→ Exercise aim
From the listing below, pick out each line with the word "JSON".

+ + +

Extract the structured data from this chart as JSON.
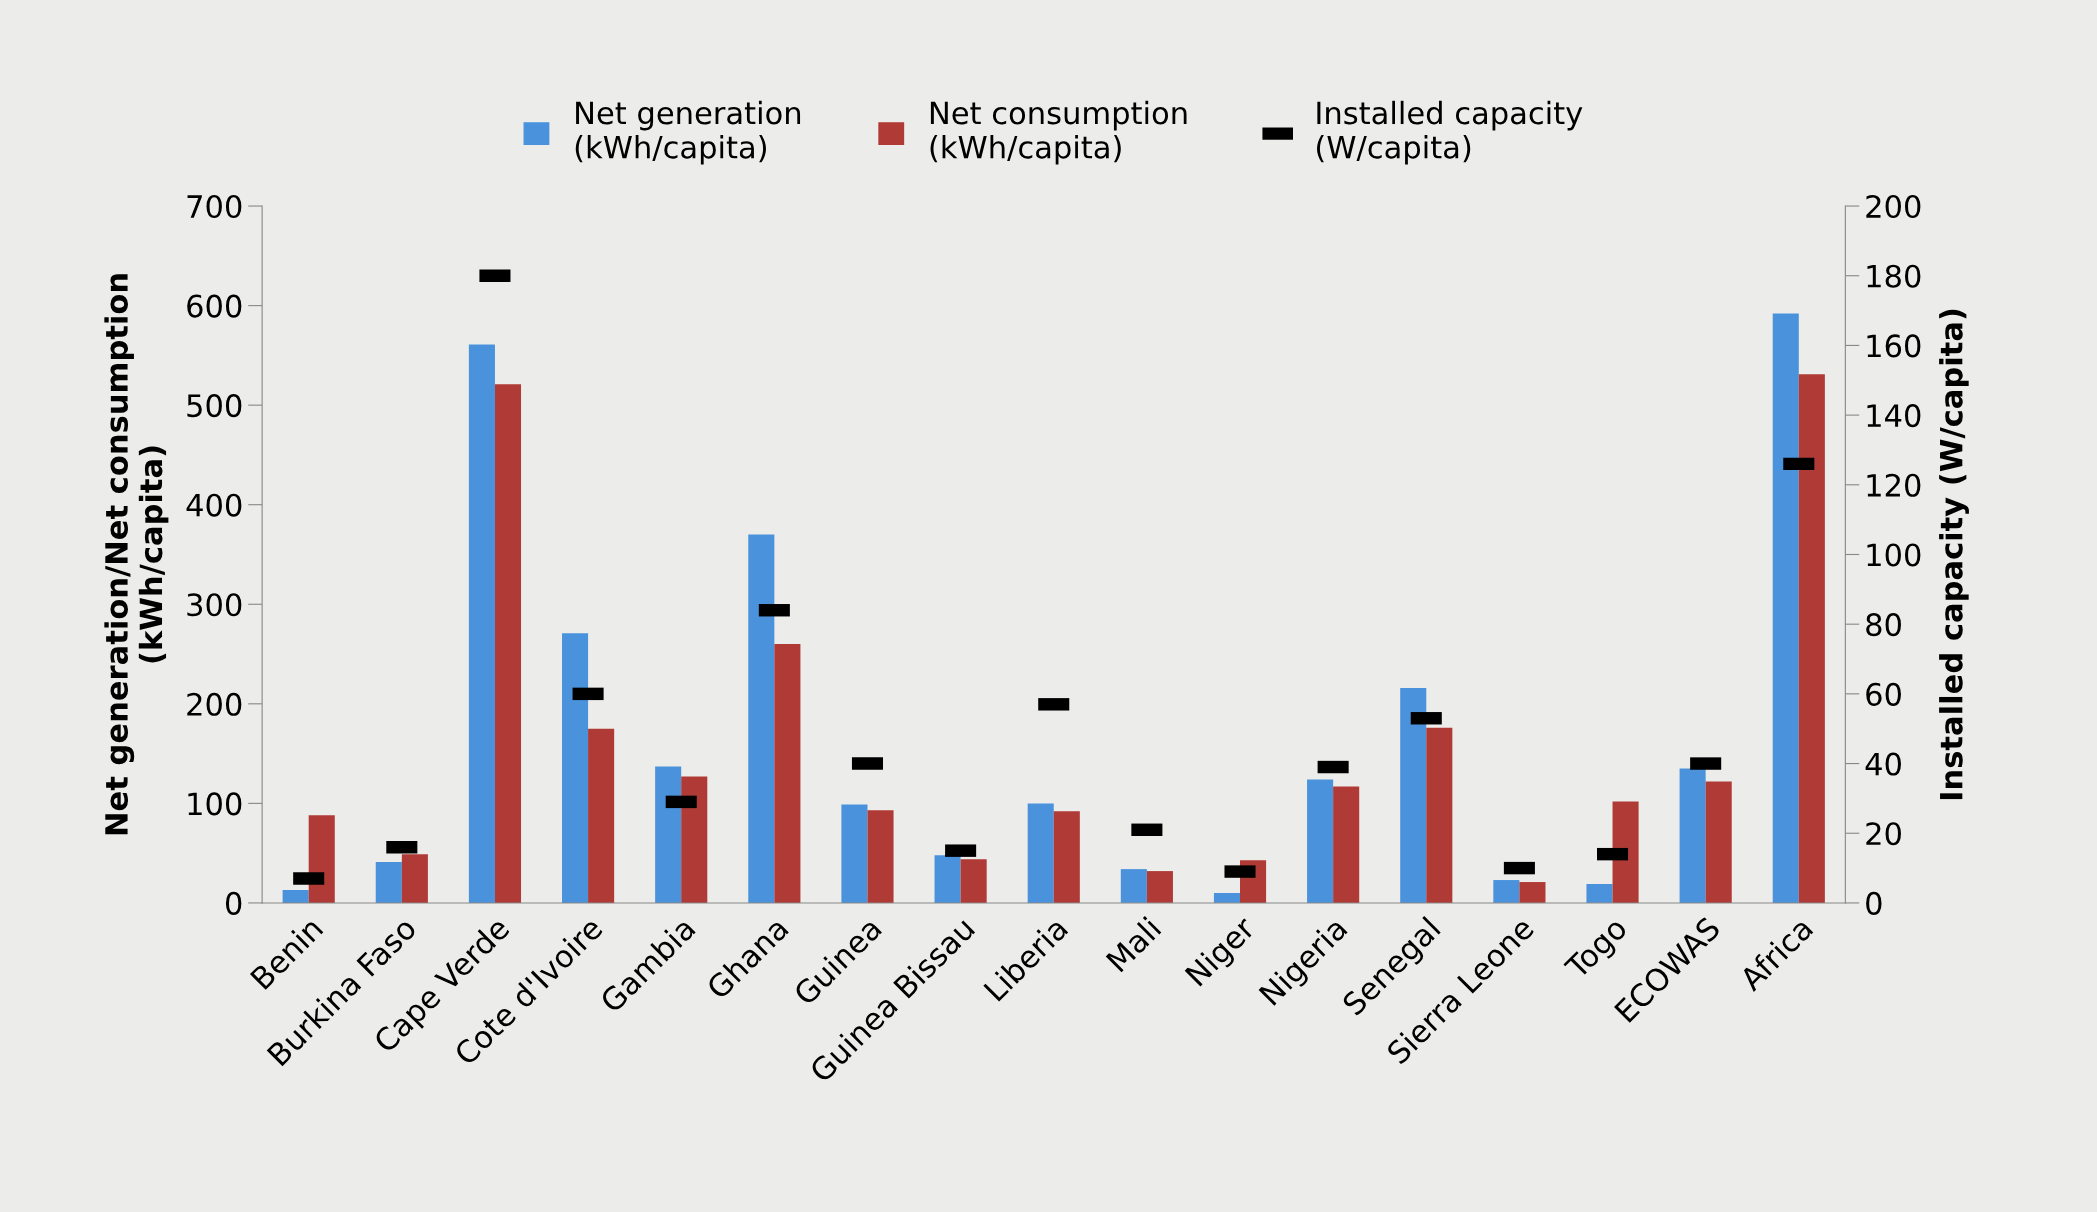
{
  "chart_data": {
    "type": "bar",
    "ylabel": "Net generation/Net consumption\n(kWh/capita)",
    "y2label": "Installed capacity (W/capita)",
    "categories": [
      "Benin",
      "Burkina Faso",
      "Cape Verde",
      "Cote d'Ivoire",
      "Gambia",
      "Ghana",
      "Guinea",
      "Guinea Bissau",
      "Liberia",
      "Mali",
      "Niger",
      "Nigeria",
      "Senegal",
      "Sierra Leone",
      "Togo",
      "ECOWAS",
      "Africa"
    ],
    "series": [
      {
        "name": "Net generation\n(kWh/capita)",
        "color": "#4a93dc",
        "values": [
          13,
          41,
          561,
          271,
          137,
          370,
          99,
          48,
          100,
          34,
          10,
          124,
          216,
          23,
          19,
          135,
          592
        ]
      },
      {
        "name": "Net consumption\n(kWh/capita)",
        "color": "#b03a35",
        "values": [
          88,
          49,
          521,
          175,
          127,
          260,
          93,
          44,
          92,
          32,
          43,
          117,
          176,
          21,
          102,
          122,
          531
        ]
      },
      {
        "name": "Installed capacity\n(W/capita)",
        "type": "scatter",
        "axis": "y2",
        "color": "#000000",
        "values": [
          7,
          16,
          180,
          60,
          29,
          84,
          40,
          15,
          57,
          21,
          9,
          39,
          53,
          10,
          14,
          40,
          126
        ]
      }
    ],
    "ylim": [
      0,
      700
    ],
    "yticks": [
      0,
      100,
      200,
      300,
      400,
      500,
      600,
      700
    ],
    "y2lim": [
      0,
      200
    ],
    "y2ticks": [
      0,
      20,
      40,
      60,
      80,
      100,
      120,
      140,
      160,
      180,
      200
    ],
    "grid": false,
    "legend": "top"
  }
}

+ + +

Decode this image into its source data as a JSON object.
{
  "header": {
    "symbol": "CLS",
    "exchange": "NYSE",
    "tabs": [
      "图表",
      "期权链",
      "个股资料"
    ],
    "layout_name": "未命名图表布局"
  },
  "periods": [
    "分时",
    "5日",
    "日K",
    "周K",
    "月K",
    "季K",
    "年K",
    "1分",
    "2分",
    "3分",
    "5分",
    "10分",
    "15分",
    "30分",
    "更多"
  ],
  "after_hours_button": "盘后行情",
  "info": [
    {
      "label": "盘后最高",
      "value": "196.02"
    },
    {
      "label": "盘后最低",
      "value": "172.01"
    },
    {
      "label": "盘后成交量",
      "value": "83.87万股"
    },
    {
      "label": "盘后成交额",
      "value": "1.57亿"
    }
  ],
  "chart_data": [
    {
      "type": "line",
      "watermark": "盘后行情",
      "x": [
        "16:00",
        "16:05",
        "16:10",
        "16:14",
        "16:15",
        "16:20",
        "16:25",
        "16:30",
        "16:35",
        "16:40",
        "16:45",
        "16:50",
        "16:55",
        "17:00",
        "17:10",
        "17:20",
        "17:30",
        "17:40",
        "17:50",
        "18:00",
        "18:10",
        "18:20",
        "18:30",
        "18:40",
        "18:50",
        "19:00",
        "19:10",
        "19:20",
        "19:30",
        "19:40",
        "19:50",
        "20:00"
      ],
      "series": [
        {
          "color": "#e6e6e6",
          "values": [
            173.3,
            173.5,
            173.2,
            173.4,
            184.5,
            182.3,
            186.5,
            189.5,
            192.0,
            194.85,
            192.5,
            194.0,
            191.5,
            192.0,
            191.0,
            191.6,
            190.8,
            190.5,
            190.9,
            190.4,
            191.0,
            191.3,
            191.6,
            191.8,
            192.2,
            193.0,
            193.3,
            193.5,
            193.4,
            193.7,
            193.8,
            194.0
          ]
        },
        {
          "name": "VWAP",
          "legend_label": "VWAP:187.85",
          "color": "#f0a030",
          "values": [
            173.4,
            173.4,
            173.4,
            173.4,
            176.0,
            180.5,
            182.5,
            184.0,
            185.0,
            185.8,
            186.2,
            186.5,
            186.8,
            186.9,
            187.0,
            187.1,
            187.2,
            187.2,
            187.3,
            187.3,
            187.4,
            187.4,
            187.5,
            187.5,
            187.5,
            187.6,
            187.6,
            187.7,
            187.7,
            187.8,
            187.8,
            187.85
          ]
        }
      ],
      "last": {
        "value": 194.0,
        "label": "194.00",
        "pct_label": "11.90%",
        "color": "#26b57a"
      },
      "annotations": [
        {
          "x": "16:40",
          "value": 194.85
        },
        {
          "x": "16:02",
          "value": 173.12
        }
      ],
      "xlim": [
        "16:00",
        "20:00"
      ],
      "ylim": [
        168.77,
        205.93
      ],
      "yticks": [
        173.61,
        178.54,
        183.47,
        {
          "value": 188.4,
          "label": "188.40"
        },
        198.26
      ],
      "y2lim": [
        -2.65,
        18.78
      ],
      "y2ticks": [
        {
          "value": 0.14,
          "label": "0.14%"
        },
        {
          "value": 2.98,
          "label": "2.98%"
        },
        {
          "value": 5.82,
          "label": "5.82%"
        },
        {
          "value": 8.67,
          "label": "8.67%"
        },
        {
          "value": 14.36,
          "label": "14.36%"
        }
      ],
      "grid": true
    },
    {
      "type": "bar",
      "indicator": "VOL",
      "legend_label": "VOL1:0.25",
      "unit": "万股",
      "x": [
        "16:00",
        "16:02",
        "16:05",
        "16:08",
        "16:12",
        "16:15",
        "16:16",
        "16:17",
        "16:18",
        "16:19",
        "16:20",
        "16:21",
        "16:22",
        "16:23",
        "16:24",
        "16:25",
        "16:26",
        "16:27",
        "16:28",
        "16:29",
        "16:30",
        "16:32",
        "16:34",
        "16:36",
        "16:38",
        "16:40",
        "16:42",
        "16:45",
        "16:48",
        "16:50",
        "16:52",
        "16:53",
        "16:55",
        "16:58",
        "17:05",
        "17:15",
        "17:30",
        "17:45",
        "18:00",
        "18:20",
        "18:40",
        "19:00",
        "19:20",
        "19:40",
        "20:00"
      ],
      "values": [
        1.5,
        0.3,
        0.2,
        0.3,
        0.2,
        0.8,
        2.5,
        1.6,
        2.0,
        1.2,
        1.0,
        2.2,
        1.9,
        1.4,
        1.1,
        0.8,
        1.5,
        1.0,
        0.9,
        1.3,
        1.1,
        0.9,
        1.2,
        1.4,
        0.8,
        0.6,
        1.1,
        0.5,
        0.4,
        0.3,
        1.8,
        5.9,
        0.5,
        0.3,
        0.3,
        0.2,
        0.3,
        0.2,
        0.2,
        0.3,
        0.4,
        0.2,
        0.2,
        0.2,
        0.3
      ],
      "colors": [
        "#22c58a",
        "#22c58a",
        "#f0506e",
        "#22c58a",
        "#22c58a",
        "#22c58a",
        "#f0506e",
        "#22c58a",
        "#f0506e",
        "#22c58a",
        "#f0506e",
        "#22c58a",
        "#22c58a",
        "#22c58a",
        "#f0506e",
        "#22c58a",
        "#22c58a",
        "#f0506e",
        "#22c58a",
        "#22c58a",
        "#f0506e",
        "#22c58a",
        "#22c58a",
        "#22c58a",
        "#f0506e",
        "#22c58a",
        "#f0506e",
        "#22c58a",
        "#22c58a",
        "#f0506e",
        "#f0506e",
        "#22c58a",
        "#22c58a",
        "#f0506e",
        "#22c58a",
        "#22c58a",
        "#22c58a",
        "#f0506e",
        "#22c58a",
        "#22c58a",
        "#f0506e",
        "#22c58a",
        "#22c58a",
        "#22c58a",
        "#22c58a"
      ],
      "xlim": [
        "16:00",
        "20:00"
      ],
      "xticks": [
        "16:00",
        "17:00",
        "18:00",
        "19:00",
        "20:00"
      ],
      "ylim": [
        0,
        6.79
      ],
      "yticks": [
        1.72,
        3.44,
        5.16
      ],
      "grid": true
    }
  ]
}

+ + +

→ Solution
Extract the structured data from this chart as JSON.
Decode this image into its source data as a JSON object.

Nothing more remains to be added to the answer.